(Document transcription data)
# # # # # # #

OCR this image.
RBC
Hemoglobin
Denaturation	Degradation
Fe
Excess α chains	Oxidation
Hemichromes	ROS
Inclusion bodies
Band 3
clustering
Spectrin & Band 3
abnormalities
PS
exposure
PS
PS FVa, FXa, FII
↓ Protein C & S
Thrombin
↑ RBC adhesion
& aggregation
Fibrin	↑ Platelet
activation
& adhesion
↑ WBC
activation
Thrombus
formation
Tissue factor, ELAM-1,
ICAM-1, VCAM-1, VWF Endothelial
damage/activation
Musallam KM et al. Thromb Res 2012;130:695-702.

# # # # # # #

**Exercise details**
Each line above must be reproduced exactly.

**Answer for the task**
OCR this image.
RBC
Hemoglobin
Denaturation	Degradation
Fe
Excess α chains	Oxidation
Hemichromes	ROS
Inclusion bodies
Band 3
clustering
Spectrin & Band 3
abnormalities
PS
exposure
PS
PS FVa, FXa, FII
↓ Protein C & S
Thrombin
↑ RBC adhesion
& aggregation
Fibrin	↑ Platelet
activation
& adhesion
↑ WBC
activation
Thrombus
formation
Tissue factor, ELAM-1,
ICAM-1, VCAM-1, VWF Endothelial
damage/activation
Musallam KM et al. Thromb Res 2012;130:695-702.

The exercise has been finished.